-- WHAT THIS TASK INVOLVES --
Read the material below. Count the lines containing "Jancer" and give that count alone.

---------- SOURCE RECORDS ----------

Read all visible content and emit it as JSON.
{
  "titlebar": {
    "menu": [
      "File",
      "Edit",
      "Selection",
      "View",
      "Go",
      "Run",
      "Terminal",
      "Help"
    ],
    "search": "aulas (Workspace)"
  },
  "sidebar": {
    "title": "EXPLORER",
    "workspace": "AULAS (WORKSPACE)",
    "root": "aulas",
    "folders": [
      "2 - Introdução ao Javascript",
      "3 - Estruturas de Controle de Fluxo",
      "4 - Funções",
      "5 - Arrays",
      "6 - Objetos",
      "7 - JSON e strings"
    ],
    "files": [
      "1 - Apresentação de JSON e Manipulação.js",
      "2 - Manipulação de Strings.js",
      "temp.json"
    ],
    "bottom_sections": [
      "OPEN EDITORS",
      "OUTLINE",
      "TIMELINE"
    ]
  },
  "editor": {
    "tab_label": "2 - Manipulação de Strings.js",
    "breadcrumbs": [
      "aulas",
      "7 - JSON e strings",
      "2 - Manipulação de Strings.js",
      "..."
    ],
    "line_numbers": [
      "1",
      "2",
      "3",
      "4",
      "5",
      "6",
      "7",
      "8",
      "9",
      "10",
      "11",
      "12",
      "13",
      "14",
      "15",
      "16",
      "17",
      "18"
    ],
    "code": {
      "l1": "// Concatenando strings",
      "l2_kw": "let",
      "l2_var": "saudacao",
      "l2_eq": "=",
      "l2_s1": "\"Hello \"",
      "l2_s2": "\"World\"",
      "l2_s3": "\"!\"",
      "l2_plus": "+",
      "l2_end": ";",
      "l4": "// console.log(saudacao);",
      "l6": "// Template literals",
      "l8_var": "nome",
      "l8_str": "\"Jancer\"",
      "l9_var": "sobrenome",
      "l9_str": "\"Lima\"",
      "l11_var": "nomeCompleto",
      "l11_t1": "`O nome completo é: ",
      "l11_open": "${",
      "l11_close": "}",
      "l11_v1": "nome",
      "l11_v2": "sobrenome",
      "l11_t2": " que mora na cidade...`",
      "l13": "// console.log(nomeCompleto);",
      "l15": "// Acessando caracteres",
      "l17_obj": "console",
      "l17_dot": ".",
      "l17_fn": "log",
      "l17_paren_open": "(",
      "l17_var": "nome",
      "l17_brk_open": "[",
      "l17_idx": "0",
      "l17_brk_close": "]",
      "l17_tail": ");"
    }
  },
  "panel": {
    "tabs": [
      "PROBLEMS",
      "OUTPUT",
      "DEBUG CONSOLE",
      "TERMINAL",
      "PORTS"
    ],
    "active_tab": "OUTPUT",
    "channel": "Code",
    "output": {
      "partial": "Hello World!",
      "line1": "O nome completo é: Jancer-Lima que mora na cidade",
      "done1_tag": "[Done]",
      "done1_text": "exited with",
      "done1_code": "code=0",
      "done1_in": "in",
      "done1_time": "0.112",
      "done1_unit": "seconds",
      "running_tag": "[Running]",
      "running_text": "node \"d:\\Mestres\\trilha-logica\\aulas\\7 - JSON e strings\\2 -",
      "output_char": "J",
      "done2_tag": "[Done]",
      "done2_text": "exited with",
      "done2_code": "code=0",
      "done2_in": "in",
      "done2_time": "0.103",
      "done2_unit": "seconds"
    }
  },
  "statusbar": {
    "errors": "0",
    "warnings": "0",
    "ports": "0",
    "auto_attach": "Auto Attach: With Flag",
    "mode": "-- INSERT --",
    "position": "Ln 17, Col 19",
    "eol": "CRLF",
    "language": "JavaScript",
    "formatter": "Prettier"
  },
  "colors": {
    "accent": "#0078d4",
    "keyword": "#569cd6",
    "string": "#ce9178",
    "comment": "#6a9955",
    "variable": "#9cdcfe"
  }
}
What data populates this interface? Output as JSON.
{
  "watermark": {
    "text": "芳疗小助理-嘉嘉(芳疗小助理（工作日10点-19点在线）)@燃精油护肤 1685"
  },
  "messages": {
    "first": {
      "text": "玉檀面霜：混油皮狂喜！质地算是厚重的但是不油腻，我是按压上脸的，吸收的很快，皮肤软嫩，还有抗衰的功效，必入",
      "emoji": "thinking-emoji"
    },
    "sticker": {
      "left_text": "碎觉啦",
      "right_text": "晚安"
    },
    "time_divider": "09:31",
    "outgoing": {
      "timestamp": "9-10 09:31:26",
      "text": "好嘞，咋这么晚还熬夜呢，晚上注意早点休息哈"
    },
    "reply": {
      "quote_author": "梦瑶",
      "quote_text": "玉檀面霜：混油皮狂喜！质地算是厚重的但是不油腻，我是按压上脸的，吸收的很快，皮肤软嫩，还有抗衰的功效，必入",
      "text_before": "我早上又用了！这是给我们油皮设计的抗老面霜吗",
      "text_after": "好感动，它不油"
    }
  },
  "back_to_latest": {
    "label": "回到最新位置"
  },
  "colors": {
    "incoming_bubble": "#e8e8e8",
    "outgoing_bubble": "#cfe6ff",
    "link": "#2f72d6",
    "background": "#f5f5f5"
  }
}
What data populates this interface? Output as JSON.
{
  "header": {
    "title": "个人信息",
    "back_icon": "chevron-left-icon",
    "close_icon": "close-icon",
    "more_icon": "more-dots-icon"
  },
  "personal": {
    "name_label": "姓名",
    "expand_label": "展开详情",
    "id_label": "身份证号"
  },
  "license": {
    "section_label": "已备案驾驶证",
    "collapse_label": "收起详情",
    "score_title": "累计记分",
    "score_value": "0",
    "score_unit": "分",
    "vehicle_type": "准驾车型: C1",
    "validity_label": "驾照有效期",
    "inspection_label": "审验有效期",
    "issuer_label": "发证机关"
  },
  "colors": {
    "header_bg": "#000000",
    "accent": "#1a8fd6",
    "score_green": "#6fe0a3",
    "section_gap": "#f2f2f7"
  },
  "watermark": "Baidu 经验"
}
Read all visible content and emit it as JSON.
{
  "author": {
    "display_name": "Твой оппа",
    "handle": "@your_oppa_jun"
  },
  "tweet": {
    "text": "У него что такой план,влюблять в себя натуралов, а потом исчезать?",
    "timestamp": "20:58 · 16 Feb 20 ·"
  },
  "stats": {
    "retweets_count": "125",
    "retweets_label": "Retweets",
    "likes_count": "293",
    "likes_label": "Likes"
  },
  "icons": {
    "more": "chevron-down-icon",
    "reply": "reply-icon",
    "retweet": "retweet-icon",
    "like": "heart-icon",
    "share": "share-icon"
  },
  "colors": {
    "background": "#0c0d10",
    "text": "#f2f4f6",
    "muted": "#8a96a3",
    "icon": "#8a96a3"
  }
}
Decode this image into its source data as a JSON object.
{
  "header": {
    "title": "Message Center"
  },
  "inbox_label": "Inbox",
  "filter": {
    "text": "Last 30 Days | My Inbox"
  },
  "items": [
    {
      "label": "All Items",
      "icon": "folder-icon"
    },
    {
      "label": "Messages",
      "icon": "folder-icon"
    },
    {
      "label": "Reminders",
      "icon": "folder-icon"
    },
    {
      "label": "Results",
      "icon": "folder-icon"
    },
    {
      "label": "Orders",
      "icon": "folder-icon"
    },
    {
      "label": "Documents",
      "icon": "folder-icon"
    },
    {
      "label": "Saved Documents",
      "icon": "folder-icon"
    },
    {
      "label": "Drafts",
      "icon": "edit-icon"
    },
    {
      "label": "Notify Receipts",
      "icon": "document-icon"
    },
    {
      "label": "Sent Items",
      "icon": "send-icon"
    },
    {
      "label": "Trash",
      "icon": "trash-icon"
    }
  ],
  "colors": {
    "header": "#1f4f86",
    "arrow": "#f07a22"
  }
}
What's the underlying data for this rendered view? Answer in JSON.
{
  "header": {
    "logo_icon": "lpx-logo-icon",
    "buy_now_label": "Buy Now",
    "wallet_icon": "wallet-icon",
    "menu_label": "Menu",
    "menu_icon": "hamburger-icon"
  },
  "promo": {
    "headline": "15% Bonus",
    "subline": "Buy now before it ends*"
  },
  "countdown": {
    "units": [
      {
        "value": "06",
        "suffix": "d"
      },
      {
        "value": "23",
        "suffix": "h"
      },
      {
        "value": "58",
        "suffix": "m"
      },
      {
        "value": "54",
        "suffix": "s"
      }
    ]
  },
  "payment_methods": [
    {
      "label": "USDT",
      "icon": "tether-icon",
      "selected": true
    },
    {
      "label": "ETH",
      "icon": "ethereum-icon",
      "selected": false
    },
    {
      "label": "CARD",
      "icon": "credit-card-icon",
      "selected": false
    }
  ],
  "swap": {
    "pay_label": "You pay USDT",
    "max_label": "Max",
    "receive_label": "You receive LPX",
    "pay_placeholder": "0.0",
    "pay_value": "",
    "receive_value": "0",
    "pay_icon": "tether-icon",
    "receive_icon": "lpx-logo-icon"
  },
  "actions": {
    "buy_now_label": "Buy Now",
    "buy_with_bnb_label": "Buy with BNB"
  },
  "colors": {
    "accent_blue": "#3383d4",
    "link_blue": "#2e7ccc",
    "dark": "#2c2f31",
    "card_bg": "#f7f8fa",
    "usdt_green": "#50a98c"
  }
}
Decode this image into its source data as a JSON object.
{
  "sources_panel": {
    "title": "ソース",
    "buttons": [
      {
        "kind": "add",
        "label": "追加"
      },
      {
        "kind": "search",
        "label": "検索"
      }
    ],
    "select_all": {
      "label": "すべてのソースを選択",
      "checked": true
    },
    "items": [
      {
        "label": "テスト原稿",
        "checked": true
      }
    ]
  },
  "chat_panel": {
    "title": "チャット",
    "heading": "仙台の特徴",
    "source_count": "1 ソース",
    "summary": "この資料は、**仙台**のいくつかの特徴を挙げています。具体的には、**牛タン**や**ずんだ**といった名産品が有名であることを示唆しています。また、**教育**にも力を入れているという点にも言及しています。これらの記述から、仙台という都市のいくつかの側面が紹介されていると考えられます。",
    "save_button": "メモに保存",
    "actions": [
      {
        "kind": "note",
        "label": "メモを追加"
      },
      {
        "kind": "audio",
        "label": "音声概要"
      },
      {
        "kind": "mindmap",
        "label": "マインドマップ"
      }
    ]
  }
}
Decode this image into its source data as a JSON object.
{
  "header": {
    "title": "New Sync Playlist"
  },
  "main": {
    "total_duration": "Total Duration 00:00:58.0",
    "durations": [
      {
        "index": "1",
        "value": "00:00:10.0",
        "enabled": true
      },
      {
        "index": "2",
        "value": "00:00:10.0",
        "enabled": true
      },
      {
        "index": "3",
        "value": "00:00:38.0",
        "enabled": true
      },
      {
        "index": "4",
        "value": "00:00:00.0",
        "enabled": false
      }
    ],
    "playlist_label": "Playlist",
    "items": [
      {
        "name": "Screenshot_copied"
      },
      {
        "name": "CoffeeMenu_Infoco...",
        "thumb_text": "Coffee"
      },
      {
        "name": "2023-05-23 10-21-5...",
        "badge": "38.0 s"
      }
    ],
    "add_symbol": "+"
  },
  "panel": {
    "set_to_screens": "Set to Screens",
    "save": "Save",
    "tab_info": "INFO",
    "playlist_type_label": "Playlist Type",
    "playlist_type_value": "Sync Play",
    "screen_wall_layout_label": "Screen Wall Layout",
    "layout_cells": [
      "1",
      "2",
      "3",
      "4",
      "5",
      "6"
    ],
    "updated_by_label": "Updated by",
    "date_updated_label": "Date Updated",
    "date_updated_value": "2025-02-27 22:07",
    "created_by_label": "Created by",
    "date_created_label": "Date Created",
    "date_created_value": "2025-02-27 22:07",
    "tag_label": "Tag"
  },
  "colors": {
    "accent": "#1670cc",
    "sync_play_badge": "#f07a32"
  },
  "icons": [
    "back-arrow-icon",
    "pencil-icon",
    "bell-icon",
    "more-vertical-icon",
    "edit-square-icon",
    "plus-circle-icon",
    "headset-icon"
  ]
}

----------

-- TASK SOLUTION --
2